Collected data
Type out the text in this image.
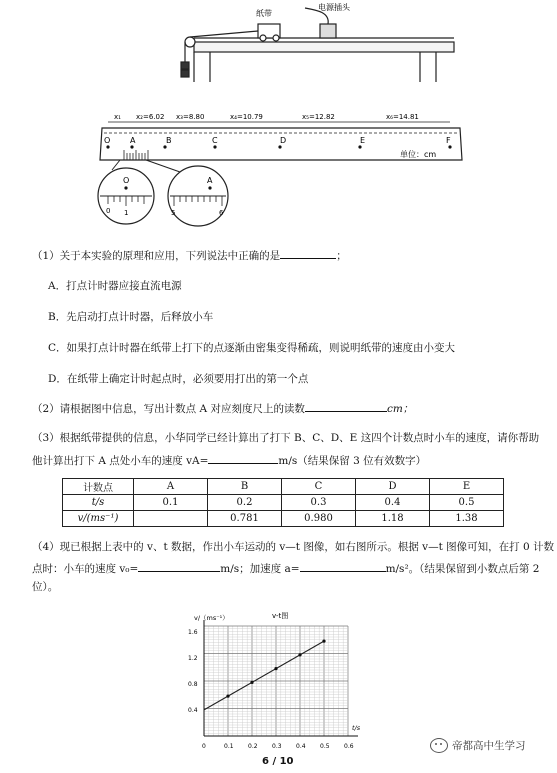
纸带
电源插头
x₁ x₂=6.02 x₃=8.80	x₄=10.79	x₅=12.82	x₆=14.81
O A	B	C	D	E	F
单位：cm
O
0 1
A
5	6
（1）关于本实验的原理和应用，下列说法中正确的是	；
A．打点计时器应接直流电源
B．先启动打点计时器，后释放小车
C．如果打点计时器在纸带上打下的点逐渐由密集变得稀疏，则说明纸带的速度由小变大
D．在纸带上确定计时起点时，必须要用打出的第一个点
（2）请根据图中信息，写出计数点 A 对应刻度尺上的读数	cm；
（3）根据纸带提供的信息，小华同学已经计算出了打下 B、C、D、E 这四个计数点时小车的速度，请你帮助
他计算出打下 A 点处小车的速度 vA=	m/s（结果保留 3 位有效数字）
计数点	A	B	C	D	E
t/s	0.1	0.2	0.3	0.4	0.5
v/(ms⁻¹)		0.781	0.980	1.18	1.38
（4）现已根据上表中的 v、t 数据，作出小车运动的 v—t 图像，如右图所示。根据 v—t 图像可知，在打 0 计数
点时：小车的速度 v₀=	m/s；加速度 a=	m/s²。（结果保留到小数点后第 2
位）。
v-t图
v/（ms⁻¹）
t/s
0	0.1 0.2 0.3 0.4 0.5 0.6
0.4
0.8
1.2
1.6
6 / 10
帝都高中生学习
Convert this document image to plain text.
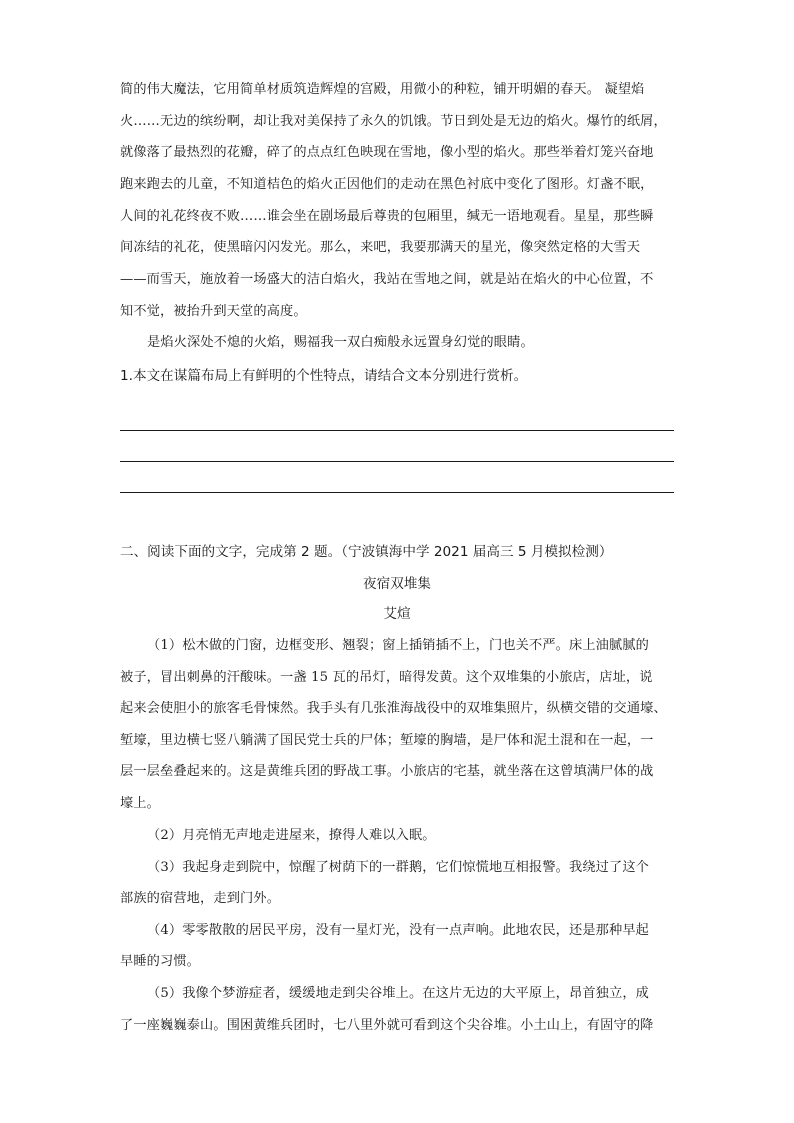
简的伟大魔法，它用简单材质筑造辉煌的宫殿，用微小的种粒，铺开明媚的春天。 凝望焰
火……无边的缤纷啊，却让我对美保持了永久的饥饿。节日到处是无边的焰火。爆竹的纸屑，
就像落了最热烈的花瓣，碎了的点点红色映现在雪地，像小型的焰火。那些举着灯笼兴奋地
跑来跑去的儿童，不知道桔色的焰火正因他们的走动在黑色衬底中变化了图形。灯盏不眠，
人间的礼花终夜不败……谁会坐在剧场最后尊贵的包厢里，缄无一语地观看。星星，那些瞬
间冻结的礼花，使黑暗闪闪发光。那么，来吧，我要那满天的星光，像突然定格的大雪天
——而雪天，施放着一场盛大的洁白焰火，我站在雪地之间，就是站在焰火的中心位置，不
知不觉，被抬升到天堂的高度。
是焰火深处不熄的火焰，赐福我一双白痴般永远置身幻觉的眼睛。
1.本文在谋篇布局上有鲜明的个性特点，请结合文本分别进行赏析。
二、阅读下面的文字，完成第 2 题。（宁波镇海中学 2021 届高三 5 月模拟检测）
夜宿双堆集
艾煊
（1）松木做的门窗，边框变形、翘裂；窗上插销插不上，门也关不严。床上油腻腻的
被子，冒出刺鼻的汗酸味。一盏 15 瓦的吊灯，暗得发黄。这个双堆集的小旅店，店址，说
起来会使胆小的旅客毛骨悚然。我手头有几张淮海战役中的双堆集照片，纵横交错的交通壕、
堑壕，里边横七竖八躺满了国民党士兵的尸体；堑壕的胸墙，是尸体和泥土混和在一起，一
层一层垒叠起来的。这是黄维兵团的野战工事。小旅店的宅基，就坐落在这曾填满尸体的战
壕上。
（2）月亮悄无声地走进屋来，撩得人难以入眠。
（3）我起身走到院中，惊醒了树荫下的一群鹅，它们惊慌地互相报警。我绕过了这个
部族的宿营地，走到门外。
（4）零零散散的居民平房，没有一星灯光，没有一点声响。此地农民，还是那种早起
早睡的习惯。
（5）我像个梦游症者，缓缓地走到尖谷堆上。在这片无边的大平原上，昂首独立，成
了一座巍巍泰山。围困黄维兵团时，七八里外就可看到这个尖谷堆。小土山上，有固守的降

WRITTEN REQUEST:
Search the data above for the string "image" and return every line that has it.

WRITTEN SOLUTION:
Type out the text in this image.
Convert this document image to plain text.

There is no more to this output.